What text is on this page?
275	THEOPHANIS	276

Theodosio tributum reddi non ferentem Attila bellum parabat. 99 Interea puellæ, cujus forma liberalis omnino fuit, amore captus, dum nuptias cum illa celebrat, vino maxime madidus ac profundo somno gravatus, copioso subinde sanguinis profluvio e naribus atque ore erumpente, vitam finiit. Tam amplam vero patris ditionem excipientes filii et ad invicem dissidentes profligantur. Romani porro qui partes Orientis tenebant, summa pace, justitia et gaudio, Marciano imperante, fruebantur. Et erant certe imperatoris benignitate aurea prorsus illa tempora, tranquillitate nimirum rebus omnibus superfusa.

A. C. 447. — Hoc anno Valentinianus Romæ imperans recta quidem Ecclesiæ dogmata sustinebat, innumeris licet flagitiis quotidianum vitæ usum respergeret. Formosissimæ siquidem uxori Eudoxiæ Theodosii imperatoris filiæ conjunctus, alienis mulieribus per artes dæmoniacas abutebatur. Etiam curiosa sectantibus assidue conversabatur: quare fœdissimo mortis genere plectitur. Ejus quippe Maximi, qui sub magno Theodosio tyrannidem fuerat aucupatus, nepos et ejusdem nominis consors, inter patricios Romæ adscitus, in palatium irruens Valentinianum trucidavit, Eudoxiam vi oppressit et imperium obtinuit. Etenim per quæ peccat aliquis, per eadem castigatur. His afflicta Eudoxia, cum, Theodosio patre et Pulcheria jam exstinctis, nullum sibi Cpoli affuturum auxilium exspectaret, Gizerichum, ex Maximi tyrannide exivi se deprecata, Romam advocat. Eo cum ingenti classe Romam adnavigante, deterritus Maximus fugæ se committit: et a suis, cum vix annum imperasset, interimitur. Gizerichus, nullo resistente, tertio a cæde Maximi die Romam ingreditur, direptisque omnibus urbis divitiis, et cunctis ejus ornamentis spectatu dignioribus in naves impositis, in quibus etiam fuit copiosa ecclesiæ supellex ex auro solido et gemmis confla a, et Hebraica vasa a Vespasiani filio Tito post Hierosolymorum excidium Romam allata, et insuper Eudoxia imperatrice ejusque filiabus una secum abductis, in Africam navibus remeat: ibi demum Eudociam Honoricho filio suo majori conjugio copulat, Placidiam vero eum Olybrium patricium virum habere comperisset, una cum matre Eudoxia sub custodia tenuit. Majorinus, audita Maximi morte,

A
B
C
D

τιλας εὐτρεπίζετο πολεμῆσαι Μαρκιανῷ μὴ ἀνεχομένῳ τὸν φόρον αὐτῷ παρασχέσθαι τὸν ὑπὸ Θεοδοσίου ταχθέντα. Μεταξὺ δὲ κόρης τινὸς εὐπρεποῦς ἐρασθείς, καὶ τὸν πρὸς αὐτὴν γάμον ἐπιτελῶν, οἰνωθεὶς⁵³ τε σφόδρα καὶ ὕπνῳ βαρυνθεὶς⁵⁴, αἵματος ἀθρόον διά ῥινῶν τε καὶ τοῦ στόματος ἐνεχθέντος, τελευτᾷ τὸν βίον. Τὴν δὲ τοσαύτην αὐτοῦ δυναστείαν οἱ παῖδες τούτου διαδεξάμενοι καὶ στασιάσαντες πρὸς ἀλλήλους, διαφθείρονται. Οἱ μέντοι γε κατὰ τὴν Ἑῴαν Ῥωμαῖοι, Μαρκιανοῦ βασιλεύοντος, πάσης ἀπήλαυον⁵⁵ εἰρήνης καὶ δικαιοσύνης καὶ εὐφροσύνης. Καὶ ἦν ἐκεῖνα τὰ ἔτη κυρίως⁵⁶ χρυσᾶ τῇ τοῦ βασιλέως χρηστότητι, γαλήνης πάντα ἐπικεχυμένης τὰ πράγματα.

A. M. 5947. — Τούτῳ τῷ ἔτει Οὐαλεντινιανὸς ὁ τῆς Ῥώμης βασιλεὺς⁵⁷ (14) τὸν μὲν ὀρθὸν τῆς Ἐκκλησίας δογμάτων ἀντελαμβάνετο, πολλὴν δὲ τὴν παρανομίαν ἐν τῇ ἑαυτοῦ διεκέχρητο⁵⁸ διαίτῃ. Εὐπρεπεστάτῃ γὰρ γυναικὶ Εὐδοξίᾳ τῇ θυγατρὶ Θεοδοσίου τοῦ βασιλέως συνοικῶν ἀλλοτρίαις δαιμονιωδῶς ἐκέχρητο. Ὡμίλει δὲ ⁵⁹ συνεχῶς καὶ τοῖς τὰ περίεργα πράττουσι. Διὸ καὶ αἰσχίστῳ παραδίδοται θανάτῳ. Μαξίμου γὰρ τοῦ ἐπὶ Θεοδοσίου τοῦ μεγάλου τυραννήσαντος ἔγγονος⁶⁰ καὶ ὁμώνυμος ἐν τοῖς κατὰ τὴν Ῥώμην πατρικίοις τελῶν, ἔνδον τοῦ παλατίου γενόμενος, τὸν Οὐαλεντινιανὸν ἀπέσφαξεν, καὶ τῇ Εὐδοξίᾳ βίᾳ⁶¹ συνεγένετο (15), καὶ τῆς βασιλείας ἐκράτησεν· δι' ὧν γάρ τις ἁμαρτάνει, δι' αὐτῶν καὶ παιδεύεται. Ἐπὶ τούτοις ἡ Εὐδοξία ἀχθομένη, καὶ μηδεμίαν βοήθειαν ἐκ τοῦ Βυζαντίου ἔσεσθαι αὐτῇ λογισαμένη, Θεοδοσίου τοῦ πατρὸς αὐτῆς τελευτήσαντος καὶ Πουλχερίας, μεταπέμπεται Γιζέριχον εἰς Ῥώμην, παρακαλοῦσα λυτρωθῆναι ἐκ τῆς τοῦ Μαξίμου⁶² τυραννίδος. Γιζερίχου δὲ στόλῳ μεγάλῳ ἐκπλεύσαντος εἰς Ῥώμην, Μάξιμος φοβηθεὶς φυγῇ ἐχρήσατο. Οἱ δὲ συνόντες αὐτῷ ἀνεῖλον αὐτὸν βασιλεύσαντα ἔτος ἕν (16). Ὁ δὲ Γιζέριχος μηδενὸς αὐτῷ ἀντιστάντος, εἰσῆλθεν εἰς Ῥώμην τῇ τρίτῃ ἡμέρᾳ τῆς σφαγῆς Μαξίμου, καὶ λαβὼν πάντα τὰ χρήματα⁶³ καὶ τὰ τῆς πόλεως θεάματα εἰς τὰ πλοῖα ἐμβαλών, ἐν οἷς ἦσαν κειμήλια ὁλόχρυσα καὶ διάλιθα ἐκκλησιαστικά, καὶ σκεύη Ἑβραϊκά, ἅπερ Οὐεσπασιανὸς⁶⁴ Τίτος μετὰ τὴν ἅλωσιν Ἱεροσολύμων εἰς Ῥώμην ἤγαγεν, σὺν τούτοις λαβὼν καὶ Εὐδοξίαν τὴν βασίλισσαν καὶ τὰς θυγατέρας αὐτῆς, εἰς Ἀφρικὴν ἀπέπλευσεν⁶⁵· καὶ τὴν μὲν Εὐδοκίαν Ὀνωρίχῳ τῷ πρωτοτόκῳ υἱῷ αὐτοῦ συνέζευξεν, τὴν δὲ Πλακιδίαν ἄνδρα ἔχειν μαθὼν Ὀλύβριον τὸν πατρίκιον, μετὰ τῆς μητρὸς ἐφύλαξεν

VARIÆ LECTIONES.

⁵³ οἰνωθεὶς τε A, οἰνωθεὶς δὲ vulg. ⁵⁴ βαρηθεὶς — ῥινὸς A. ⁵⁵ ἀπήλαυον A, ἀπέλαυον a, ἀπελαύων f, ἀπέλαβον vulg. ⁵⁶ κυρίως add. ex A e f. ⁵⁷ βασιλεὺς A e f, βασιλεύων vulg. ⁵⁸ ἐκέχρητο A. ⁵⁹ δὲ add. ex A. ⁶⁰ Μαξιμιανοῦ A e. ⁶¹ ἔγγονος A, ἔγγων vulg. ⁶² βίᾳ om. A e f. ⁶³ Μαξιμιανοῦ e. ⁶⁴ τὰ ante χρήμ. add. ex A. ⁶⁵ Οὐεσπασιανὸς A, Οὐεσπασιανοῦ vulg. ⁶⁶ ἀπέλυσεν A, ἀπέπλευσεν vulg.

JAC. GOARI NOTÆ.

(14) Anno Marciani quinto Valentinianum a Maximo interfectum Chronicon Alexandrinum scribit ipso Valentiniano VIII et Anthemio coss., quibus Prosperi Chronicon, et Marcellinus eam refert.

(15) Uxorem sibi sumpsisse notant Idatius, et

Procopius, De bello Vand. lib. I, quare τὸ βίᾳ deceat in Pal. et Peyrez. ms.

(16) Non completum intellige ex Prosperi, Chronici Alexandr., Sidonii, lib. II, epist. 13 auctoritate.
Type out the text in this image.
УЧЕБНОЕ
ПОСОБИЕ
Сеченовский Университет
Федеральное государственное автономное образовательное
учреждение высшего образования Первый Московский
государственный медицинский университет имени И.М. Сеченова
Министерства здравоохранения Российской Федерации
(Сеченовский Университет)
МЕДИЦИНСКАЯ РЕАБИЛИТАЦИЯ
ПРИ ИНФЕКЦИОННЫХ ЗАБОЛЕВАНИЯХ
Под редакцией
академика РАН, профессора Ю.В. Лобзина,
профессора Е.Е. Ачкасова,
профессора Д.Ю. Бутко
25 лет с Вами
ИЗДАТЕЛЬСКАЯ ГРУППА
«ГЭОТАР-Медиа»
##########
** What you will do **
Read the data above and pull out each line that holds the string "Prosperi".

** Full response **
(14) Anno Marciani quinto Valentinianum a Maximo interfectum Chronicon Alexandrinum scribit ipso Valentiniano VIII et Anthemio coss., quibus Prosperi Chronicon, et Marcellinus eam refert.
(16) Non completum intellige ex Prosperi, Chronici Alexandr., Sidonii, lib. II, epist. 13 auctoritate.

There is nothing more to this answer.